▸ **Written request**
Collect the lines of the entries where "dicucuk" shows up.

▸ **Given records**

* * * *

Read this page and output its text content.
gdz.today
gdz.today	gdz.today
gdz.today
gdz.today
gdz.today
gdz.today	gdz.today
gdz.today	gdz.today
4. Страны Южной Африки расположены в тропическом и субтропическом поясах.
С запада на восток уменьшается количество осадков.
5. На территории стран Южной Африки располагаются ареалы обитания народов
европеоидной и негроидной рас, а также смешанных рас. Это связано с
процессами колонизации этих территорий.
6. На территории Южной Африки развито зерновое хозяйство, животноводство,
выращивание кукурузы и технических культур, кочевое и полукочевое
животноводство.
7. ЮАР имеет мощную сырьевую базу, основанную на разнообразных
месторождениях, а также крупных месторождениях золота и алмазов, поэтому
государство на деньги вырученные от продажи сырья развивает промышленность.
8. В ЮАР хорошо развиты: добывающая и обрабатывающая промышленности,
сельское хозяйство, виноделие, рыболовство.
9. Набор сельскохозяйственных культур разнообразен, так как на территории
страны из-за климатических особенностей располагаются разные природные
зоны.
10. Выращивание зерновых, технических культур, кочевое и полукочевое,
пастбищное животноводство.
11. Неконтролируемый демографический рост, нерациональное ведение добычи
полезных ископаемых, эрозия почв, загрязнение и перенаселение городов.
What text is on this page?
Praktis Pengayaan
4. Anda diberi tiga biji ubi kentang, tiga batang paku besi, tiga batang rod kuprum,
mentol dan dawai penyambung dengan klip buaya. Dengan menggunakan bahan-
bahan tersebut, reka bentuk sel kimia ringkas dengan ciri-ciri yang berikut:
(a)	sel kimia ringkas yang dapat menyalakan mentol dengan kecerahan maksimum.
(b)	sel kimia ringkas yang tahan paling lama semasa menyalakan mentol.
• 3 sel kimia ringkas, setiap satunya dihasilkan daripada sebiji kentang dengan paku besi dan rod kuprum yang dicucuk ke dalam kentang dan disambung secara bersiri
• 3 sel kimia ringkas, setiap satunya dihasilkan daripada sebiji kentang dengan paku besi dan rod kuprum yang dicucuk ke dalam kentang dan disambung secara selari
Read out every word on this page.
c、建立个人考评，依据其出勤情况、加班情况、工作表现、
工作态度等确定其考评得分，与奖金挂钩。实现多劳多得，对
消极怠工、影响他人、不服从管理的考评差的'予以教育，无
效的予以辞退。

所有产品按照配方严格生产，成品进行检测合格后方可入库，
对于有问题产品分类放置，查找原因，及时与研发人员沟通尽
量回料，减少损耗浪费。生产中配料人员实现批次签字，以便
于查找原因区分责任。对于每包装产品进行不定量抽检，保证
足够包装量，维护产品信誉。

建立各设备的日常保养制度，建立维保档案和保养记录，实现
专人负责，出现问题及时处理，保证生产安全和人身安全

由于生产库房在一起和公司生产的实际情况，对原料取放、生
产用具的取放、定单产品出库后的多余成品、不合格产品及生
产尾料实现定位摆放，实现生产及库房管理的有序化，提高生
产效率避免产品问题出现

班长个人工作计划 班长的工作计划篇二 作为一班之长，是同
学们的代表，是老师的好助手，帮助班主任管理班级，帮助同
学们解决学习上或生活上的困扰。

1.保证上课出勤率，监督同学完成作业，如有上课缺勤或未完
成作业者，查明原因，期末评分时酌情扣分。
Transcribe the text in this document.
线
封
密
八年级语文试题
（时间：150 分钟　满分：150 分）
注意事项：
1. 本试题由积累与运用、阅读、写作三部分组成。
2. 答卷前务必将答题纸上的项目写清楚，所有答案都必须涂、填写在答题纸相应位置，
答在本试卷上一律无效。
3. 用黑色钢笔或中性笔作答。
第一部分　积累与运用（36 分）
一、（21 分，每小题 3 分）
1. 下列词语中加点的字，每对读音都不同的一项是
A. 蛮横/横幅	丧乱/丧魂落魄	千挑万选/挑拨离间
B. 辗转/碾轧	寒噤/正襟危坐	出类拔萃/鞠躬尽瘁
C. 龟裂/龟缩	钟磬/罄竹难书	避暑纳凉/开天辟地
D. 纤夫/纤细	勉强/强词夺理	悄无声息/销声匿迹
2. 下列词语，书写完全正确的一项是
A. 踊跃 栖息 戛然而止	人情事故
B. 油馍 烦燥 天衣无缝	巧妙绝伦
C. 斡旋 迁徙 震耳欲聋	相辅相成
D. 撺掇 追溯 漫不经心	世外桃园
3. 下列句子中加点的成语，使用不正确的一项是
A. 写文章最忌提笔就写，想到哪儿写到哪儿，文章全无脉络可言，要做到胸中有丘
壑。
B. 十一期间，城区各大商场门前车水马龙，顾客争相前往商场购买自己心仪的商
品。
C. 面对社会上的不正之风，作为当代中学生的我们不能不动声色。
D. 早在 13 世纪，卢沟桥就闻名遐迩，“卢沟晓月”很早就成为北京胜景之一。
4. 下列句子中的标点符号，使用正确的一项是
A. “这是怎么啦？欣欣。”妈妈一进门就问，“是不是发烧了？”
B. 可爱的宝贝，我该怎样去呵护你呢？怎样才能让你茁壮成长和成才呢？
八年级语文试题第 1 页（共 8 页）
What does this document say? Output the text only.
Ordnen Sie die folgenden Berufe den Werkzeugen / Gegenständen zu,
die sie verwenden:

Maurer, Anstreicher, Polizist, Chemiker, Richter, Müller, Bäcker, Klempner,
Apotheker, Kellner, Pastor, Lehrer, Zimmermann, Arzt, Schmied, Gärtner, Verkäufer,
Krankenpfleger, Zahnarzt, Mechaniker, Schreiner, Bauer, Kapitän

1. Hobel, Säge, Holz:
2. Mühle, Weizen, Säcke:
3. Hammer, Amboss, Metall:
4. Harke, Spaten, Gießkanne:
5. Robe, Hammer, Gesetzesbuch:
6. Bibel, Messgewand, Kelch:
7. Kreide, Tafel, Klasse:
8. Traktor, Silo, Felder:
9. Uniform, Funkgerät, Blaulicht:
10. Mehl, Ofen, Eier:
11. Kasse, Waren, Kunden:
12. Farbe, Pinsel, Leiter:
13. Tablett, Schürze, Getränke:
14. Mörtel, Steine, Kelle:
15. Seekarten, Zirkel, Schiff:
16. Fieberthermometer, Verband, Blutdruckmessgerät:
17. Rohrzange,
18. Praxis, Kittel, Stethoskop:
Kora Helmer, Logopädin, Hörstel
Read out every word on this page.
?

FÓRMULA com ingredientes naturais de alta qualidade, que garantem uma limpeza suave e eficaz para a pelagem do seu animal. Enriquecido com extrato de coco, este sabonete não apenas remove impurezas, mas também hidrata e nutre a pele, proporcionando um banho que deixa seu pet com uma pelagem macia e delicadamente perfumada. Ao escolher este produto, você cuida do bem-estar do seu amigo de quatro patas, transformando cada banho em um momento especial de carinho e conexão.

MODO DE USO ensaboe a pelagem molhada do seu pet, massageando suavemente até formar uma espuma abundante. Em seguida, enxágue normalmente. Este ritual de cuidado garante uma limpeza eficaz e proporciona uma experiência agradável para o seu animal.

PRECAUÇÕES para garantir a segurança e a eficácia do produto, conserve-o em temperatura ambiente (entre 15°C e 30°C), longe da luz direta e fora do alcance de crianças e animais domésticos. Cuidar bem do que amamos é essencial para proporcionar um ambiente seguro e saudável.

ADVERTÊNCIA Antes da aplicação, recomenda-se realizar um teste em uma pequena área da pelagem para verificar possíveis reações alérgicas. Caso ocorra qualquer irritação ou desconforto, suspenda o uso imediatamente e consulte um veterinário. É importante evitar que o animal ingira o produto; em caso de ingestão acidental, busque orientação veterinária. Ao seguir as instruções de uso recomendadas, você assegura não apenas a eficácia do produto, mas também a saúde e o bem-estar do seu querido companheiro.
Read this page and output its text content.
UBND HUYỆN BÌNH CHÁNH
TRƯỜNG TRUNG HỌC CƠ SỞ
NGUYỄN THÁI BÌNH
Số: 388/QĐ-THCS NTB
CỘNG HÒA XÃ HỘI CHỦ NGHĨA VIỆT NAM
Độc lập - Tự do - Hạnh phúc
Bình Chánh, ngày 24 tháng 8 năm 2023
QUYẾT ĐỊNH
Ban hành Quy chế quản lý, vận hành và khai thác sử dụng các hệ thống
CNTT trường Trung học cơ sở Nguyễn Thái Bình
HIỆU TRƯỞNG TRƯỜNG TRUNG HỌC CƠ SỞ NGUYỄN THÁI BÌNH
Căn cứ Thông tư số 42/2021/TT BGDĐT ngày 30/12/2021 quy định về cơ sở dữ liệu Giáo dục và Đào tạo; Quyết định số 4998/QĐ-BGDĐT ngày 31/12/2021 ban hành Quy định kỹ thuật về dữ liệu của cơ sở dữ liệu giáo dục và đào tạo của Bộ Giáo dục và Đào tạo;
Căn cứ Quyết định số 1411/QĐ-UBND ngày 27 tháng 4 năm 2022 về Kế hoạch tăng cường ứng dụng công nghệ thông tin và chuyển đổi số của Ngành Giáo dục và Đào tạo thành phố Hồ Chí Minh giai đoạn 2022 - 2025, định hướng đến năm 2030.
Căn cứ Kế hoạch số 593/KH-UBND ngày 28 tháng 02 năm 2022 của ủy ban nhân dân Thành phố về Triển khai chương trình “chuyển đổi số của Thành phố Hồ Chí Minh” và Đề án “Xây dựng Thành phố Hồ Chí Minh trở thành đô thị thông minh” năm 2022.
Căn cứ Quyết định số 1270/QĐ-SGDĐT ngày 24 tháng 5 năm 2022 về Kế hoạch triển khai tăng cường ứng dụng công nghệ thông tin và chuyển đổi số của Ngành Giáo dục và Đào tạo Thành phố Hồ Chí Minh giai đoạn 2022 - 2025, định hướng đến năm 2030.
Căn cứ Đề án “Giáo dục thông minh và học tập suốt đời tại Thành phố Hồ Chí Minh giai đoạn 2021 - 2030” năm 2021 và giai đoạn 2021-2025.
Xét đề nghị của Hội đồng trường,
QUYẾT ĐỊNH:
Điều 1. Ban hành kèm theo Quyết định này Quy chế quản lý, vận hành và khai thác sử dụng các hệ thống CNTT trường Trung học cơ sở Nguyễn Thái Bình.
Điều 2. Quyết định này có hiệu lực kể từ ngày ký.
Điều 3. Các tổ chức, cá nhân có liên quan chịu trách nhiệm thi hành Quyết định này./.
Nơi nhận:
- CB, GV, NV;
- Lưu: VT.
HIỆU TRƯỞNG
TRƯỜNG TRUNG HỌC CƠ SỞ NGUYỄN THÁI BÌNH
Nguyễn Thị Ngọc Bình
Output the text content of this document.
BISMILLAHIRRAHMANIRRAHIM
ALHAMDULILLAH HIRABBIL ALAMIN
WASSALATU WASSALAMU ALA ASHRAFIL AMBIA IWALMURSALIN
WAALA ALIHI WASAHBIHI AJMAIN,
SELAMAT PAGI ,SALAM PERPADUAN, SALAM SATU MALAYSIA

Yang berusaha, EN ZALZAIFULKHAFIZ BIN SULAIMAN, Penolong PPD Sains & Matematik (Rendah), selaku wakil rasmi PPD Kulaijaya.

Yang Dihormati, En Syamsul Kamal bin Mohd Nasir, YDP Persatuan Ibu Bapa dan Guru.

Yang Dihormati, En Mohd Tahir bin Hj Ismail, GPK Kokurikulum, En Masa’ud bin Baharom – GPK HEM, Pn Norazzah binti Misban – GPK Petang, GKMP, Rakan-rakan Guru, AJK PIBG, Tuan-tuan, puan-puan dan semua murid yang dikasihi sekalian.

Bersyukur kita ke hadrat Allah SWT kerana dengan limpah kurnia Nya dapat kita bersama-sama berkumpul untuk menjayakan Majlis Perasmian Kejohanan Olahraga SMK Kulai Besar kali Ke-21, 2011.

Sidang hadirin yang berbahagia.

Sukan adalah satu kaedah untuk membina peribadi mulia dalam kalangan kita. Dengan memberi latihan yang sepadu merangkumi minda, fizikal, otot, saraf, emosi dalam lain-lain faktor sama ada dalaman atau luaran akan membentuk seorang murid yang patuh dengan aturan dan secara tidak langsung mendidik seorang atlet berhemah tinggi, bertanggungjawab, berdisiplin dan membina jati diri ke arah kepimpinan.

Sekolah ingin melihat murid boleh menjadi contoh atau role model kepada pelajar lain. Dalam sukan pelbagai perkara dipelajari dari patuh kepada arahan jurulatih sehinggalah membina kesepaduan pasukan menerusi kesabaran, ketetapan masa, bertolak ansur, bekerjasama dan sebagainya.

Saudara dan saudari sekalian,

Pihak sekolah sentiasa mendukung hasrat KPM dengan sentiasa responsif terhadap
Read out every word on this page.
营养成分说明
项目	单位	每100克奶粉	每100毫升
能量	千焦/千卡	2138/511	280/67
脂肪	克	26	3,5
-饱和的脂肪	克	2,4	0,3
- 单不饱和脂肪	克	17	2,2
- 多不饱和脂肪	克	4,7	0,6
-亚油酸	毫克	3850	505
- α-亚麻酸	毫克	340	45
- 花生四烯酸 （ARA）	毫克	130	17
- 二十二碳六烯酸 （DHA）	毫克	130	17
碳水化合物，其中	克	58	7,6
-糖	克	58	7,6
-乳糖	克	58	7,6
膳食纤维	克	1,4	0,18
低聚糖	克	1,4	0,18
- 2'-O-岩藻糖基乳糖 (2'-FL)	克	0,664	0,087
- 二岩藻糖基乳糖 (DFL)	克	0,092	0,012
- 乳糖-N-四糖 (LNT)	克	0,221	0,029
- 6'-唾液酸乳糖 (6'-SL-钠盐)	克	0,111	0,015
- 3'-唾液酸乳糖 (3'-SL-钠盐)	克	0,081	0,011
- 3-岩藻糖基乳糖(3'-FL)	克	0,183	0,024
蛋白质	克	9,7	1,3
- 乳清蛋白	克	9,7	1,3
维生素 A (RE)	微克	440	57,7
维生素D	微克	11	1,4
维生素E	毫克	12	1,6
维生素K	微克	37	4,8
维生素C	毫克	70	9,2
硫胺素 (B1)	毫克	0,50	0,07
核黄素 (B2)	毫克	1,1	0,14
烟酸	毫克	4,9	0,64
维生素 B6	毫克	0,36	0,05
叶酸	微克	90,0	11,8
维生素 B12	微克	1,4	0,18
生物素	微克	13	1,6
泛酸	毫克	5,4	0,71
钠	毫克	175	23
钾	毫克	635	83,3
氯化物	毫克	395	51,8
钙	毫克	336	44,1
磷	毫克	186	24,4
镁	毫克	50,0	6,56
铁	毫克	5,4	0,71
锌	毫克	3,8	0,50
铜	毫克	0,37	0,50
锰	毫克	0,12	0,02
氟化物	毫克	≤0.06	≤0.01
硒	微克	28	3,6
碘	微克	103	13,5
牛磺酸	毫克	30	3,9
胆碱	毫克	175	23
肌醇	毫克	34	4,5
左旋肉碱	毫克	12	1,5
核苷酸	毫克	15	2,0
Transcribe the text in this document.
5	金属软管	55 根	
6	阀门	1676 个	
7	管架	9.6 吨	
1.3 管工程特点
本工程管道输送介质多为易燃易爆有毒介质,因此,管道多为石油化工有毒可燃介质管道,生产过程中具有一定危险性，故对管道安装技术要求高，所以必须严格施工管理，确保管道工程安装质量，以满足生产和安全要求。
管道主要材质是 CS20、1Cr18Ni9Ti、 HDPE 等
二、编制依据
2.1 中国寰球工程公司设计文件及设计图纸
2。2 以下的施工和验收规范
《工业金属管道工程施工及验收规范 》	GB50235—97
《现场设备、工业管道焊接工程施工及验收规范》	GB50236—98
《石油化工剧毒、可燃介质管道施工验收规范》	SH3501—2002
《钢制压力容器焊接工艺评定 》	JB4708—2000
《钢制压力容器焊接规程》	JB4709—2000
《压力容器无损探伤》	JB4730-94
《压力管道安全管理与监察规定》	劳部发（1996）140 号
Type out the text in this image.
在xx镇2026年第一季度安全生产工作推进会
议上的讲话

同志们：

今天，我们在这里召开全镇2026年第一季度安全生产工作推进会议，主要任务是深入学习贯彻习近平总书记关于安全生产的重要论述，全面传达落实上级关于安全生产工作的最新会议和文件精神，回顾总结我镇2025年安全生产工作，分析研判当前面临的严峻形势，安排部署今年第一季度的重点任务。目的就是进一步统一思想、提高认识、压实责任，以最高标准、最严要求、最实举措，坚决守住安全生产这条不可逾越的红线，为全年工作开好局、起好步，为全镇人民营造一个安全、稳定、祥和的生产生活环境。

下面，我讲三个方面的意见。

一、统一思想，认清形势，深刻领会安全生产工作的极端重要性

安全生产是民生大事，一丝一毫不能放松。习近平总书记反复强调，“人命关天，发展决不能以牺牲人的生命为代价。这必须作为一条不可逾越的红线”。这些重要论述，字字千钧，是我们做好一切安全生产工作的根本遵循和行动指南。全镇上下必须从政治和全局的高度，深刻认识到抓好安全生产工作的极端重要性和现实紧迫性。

* * * *

▸ **Complete output**
• 3 sel kimia ringkas, setiap satunya dihasilkan daripada sebiji kentang dengan paku besi dan rod kuprum yang dicucuk ke dalam kentang dan disambung secara bersiri
• 3 sel kimia ringkas, setiap satunya dihasilkan daripada sebiji kentang dengan paku besi dan rod kuprum yang dicucuk ke dalam kentang dan disambung secara selari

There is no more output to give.